▸ Data to use
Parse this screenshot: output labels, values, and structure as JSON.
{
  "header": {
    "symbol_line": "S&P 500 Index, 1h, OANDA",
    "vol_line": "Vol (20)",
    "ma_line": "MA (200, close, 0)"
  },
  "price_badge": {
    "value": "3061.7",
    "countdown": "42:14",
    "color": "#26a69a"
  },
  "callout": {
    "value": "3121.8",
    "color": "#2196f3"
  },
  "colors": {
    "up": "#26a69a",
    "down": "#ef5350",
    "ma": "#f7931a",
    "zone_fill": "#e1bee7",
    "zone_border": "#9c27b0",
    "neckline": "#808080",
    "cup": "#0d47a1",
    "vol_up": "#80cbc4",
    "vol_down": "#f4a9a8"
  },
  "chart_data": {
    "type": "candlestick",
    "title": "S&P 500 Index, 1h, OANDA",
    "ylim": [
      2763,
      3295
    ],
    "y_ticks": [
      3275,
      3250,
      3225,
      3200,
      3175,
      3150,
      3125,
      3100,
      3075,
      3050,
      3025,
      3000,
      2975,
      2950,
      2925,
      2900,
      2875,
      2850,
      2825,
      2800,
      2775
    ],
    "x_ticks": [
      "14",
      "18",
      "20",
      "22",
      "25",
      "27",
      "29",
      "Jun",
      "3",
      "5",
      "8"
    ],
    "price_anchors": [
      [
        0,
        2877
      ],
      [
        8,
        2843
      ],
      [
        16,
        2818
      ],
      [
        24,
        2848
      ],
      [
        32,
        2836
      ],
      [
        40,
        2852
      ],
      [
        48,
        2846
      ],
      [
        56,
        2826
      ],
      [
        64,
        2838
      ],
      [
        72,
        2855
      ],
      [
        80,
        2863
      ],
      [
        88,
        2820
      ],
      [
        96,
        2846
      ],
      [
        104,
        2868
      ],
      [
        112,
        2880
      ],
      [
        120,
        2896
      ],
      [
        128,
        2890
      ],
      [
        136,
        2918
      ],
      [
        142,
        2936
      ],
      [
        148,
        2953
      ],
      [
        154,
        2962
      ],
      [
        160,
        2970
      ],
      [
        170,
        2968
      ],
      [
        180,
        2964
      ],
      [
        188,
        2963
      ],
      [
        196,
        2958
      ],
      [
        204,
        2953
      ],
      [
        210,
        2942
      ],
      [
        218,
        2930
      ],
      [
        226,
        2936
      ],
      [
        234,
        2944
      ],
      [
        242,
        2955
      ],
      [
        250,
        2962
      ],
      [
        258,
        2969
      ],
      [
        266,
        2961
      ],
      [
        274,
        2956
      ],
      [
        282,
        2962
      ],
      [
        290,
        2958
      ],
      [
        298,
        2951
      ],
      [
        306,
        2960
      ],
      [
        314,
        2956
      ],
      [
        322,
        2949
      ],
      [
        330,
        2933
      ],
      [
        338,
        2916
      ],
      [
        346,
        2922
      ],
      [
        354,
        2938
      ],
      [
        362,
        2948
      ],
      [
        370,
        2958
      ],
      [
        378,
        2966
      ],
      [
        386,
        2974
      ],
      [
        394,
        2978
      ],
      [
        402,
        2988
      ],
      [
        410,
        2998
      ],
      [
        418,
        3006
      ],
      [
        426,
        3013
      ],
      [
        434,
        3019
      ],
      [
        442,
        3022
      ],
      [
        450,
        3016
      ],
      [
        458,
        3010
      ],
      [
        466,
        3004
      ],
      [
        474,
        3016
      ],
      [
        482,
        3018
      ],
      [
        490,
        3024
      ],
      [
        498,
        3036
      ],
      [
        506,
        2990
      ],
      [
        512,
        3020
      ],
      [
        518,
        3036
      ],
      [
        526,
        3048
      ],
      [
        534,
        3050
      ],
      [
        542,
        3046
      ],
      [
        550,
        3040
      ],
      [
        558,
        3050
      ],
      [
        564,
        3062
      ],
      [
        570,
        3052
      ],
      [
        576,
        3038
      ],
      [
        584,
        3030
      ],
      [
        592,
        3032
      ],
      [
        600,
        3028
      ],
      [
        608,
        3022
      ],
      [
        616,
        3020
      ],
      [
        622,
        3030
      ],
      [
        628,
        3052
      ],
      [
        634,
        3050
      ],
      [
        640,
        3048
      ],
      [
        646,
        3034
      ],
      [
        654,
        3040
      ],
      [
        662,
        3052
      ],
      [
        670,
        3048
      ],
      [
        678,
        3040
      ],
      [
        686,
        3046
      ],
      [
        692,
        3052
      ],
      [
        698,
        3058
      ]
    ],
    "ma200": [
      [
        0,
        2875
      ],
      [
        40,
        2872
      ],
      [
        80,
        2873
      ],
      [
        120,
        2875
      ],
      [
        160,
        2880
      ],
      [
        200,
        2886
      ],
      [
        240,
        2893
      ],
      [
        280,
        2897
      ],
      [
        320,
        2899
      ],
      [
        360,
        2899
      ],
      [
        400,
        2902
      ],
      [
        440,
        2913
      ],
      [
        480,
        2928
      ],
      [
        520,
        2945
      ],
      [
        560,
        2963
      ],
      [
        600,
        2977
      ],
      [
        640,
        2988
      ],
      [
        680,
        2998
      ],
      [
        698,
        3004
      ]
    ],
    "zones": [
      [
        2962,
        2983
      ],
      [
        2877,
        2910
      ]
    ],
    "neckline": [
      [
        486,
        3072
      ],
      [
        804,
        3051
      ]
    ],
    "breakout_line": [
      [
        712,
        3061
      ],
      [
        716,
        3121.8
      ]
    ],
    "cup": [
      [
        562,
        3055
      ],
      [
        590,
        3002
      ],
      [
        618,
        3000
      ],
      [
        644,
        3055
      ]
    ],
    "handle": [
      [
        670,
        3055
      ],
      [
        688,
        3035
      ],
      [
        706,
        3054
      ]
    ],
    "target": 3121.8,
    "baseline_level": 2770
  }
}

▸ Goal
Each line of the material must be restated exactly.

▸ Solution below
Parse this screenshot: output labels, values, and structure as JSON.
{
  "header": {
    "symbol_line": "S&P 500 Index, 1h, OANDA",
    "vol_line": "Vol (20)",
    "ma_line": "MA (200, close, 0)"
  },
  "price_badge": {
    "value": "3061.7",
    "countdown": "42:14",
    "color": "#26a69a"
  },
  "callout": {
    "value": "3121.8",
    "color": "#2196f3"
  },
  "colors": {
    "up": "#26a69a",
    "down": "#ef5350",
    "ma": "#f7931a",
    "zone_fill": "#e1bee7",
    "zone_border": "#9c27b0",
    "neckline": "#808080",
    "cup": "#0d47a1",
    "vol_up": "#80cbc4",
    "vol_down": "#f4a9a8"
  },
  "chart_data": {
    "type": "candlestick",
    "title": "S&P 500 Index, 1h, OANDA",
    "ylim": [
      2763,
      3295
    ],
    "y_ticks": [
      3275,
      3250,
      3225,
      3200,
      3175,
      3150,
      3125,
      3100,
      3075,
      3050,
      3025,
      3000,
      2975,
      2950,
      2925,
      2900,
      2875,
      2850,
      2825,
      2800,
      2775
    ],
    "x_ticks": [
      "14",
      "18",
      "20",
      "22",
      "25",
      "27",
      "29",
      "Jun",
      "3",
      "5",
      "8"
    ],
    "price_anchors": [
      [
        0,
        2877
      ],
      [
        8,
        2843
      ],
      [
        16,
        2818
      ],
      [
        24,
        2848
      ],
      [
        32,
        2836
      ],
      [
        40,
        2852
      ],
      [
        48,
        2846
      ],
      [
        56,
        2826
      ],
      [
        64,
        2838
      ],
      [
        72,
        2855
      ],
      [
        80,
        2863
      ],
      [
        88,
        2820
      ],
      [
        96,
        2846
      ],
      [
        104,
        2868
      ],
      [
        112,
        2880
      ],
      [
        120,
        2896
      ],
      [
        128,
        2890
      ],
      [
        136,
        2918
      ],
      [
        142,
        2936
      ],
      [
        148,
        2953
      ],
      [
        154,
        2962
      ],
      [
        160,
        2970
      ],
      [
        170,
        2968
      ],
      [
        180,
        2964
      ],
      [
        188,
        2963
      ],
      [
        196,
        2958
      ],
      [
        204,
        2953
      ],
      [
        210,
        2942
      ],
      [
        218,
        2930
      ],
      [
        226,
        2936
      ],
      [
        234,
        2944
      ],
      [
        242,
        2955
      ],
      [
        250,
        2962
      ],
      [
        258,
        2969
      ],
      [
        266,
        2961
      ],
      [
        274,
        2956
      ],
      [
        282,
        2962
      ],
      [
        290,
        2958
      ],
      [
        298,
        2951
      ],
      [
        306,
        2960
      ],
      [
        314,
        2956
      ],
      [
        322,
        2949
      ],
      [
        330,
        2933
      ],
      [
        338,
        2916
      ],
      [
        346,
        2922
      ],
      [
        354,
        2938
      ],
      [
        362,
        2948
      ],
      [
        370,
        2958
      ],
      [
        378,
        2966
      ],
      [
        386,
        2974
      ],
      [
        394,
        2978
      ],
      [
        402,
        2988
      ],
      [
        410,
        2998
      ],
      [
        418,
        3006
      ],
      [
        426,
        3013
      ],
      [
        434,
        3019
      ],
      [
        442,
        3022
      ],
      [
        450,
        3016
      ],
      [
        458,
        3010
      ],
      [
        466,
        3004
      ],
      [
        474,
        3016
      ],
      [
        482,
        3018
      ],
      [
        490,
        3024
      ],
      [
        498,
        3036
      ],
      [
        506,
        2990
      ],
      [
        512,
        3020
      ],
      [
        518,
        3036
      ],
      [
        526,
        3048
      ],
      [
        534,
        3050
      ],
      [
        542,
        3046
      ],
      [
        550,
        3040
      ],
      [
        558,
        3050
      ],
      [
        564,
        3062
      ],
      [
        570,
        3052
      ],
      [
        576,
        3038
      ],
      [
        584,
        3030
      ],
      [
        592,
        3032
      ],
      [
        600,
        3028
      ],
      [
        608,
        3022
      ],
      [
        616,
        3020
      ],
      [
        622,
        3030
      ],
      [
        628,
        3052
      ],
      [
        634,
        3050
      ],
      [
        640,
        3048
      ],
      [
        646,
        3034
      ],
      [
        654,
        3040
      ],
      [
        662,
        3052
      ],
      [
        670,
        3048
      ],
      [
        678,
        3040
      ],
      [
        686,
        3046
      ],
      [
        692,
        3052
      ],
      [
        698,
        3058
      ]
    ],
    "ma200": [
      [
        0,
        2875
      ],
      [
        40,
        2872
      ],
      [
        80,
        2873
      ],
      [
        120,
        2875
      ],
      [
        160,
        2880
      ],
      [
        200,
        2886
      ],
      [
        240,
        2893
      ],
      [
        280,
        2897
      ],
      [
        320,
        2899
      ],
      [
        360,
        2899
      ],
      [
        400,
        2902
      ],
      [
        440,
        2913
      ],
      [
        480,
        2928
      ],
      [
        520,
        2945
      ],
      [
        560,
        2963
      ],
      [
        600,
        2977
      ],
      [
        640,
        2988
      ],
      [
        680,
        2998
      ],
      [
        698,
        3004
      ]
    ],
    "zones": [
      [
        2962,
        2983
      ],
      [
        2877,
        2910
      ]
    ],
    "neckline": [
      [
        486,
        3072
      ],
      [
        804,
        3051
      ]
    ],
    "breakout_line": [
      [
        712,
        3061
      ],
      [
        716,
        3121.8
      ]
    ],
    "cup": [
      [
        562,
        3055
      ],
      [
        590,
        3002
      ],
      [
        618,
        3000
      ],
      [
        644,
        3055
      ]
    ],
    "handle": [
      [
        670,
        3055
      ],
      [
        688,
        3035
      ],
      [
        706,
        3054
      ]
    ],
    "target": 3121.8,
    "baseline_level": 2770
  }
}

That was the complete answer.